▶ Set exercise: The listing below is to be output in its exact form.
— start of Working data —
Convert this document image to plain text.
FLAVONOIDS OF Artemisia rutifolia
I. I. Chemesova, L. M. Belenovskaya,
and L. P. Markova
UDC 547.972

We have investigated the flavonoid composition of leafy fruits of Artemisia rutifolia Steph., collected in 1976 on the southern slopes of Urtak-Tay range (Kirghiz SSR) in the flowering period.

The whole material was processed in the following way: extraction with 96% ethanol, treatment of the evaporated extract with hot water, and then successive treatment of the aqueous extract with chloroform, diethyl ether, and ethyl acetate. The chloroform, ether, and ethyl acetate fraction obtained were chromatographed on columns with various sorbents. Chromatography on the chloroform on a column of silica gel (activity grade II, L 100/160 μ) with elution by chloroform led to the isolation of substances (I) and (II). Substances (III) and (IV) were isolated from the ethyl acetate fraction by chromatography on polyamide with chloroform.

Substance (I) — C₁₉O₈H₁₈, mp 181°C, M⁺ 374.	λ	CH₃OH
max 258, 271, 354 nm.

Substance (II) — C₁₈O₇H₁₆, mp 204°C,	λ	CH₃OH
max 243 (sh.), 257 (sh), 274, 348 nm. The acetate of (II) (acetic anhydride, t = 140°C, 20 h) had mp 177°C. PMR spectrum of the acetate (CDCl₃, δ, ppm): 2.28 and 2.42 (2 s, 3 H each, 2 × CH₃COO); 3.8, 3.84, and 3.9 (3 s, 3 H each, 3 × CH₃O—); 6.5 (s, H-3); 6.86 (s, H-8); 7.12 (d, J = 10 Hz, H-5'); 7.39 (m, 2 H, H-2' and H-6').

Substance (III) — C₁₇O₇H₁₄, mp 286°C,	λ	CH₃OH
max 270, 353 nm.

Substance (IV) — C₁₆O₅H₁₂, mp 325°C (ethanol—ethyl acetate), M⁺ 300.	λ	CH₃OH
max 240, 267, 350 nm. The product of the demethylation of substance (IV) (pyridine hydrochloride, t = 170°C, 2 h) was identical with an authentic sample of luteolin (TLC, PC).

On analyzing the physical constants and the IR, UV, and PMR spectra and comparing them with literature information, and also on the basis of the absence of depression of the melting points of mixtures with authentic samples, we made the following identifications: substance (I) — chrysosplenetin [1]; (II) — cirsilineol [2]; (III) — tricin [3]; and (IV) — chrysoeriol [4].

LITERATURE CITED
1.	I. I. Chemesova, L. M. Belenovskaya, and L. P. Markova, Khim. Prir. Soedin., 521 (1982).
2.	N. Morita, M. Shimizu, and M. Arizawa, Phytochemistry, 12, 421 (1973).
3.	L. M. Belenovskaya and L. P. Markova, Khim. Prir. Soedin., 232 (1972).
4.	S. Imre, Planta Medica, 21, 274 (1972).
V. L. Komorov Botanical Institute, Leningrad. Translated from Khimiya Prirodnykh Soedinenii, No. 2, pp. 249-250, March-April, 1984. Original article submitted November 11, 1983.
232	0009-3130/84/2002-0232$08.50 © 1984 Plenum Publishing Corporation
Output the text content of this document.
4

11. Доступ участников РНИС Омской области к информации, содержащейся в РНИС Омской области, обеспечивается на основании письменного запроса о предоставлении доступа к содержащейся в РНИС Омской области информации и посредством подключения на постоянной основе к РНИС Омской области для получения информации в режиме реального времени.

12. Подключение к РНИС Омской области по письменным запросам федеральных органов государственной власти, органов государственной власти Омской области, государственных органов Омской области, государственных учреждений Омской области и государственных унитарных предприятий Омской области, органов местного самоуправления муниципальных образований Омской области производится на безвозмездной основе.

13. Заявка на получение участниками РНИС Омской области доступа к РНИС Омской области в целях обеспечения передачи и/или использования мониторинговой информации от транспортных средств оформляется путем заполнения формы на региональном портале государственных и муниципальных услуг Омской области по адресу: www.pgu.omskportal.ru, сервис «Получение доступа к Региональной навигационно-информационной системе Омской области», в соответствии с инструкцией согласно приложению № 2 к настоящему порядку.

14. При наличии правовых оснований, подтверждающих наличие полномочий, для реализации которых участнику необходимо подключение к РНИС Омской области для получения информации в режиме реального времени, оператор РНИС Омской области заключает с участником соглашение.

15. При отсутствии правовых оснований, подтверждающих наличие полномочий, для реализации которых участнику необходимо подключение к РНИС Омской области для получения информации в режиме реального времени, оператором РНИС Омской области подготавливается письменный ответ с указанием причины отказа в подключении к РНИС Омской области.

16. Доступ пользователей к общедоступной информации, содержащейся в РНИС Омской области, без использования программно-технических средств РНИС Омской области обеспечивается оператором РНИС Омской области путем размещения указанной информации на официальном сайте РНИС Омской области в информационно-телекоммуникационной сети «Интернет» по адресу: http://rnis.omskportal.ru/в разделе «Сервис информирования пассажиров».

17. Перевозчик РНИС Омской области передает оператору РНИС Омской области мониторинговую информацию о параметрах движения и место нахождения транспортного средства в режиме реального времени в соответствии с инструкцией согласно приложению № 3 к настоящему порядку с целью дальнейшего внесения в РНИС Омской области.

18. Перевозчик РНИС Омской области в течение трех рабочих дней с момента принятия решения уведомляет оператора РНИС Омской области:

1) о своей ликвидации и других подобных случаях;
— end of Working data —
▶ Solved problem:
Convert this document image to plain text.
FLAVONOIDS OF Artemisia rutifolia
I. I. Chemesova, L. M. Belenovskaya,
and L. P. Markova
UDC 547.972

We have investigated the flavonoid composition of leafy fruits of Artemisia rutifolia Steph., collected in 1976 on the southern slopes of Urtak-Tay range (Kirghiz SSR) in the flowering period.

The whole material was processed in the following way: extraction with 96% ethanol, treatment of the evaporated extract with hot water, and then successive treatment of the aqueous extract with chloroform, diethyl ether, and ethyl acetate. The chloroform, ether, and ethyl acetate fraction obtained were chromatographed on columns with various sorbents. Chromatography on the chloroform on a column of silica gel (activity grade II, L 100/160 μ) with elution by chloroform led to the isolation of substances (I) and (II). Substances (III) and (IV) were isolated from the ethyl acetate fraction by chromatography on polyamide with chloroform.

Substance (I) — C₁₉O₈H₁₈, mp 181°C, M⁺ 374.	λ	CH₃OH
max 258, 271, 354 nm.

Substance (II) — C₁₈O₇H₁₆, mp 204°C,	λ	CH₃OH
max 243 (sh.), 257 (sh), 274, 348 nm. The acetate of (II) (acetic anhydride, t = 140°C, 20 h) had mp 177°C. PMR spectrum of the acetate (CDCl₃, δ, ppm): 2.28 and 2.42 (2 s, 3 H each, 2 × CH₃COO); 3.8, 3.84, and 3.9 (3 s, 3 H each, 3 × CH₃O—); 6.5 (s, H-3); 6.86 (s, H-8); 7.12 (d, J = 10 Hz, H-5'); 7.39 (m, 2 H, H-2' and H-6').

Substance (III) — C₁₇O₇H₁₄, mp 286°C,	λ	CH₃OH
max 270, 353 nm.

Substance (IV) — C₁₆O₅H₁₂, mp 325°C (ethanol—ethyl acetate), M⁺ 300.	λ	CH₃OH
max 240, 267, 350 nm. The product of the demethylation of substance (IV) (pyridine hydrochloride, t = 170°C, 2 h) was identical with an authentic sample of luteolin (TLC, PC).

On analyzing the physical constants and the IR, UV, and PMR spectra and comparing them with literature information, and also on the basis of the absence of depression of the melting points of mixtures with authentic samples, we made the following identifications: substance (I) — chrysosplenetin [1]; (II) — cirsilineol [2]; (III) — tricin [3]; and (IV) — chrysoeriol [4].

LITERATURE CITED
1.	I. I. Chemesova, L. M. Belenovskaya, and L. P. Markova, Khim. Prir. Soedin., 521 (1982).
2.	N. Morita, M. Shimizu, and M. Arizawa, Phytochemistry, 12, 421 (1973).
3.	L. M. Belenovskaya and L. P. Markova, Khim. Prir. Soedin., 232 (1972).
4.	S. Imre, Planta Medica, 21, 274 (1972).
V. L. Komorov Botanical Institute, Leningrad. Translated from Khimiya Prirodnykh Soedinenii, No. 2, pp. 249-250, March-April, 1984. Original article submitted November 11, 1983.
232	0009-3130/84/2002-0232$08.50 © 1984 Plenum Publishing Corporation
Output the text content of this document.
4

11. Доступ участников РНИС Омской области к информации, содержащейся в РНИС Омской области, обеспечивается на основании письменного запроса о предоставлении доступа к содержащейся в РНИС Омской области информации и посредством подключения на постоянной основе к РНИС Омской области для получения информации в режиме реального времени.

12. Подключение к РНИС Омской области по письменным запросам федеральных органов государственной власти, органов государственной власти Омской области, государственных органов Омской области, государственных учреждений Омской области и государственных унитарных предприятий Омской области, органов местного самоуправления муниципальных образований Омской области производится на безвозмездной основе.

13. Заявка на получение участниками РНИС Омской области доступа к РНИС Омской области в целях обеспечения передачи и/или использования мониторинговой информации от транспортных средств оформляется путем заполнения формы на региональном портале государственных и муниципальных услуг Омской области по адресу: www.pgu.omskportal.ru, сервис «Получение доступа к Региональной навигационно-информационной системе Омской области», в соответствии с инструкцией согласно приложению № 2 к настоящему порядку.

14. При наличии правовых оснований, подтверждающих наличие полномочий, для реализации которых участнику необходимо подключение к РНИС Омской области для получения информации в режиме реального времени, оператор РНИС Омской области заключает с участником соглашение.

15. При отсутствии правовых оснований, подтверждающих наличие полномочий, для реализации которых участнику необходимо подключение к РНИС Омской области для получения информации в режиме реального времени, оператором РНИС Омской области подготавливается письменный ответ с указанием причины отказа в подключении к РНИС Омской области.

16. Доступ пользователей к общедоступной информации, содержащейся в РНИС Омской области, без использования программно-технических средств РНИС Омской области обеспечивается оператором РНИС Омской области путем размещения указанной информации на официальном сайте РНИС Омской области в информационно-телекоммуникационной сети «Интернет» по адресу: http://rnis.omskportal.ru/в разделе «Сервис информирования пассажиров».

17. Перевозчик РНИС Омской области передает оператору РНИС Омской области мониторинговую информацию о параметрах движения и место нахождения транспортного средства в режиме реального времени в соответствии с инструкцией согласно приложению № 3 к настоящему порядку с целью дальнейшего внесения в РНИС Омской области.

18. Перевозчик РНИС Омской области в течение трех рабочих дней с момента принятия решения уведомляет оператора РНИС Омской области:

1) о своей ликвидации и других подобных случаях;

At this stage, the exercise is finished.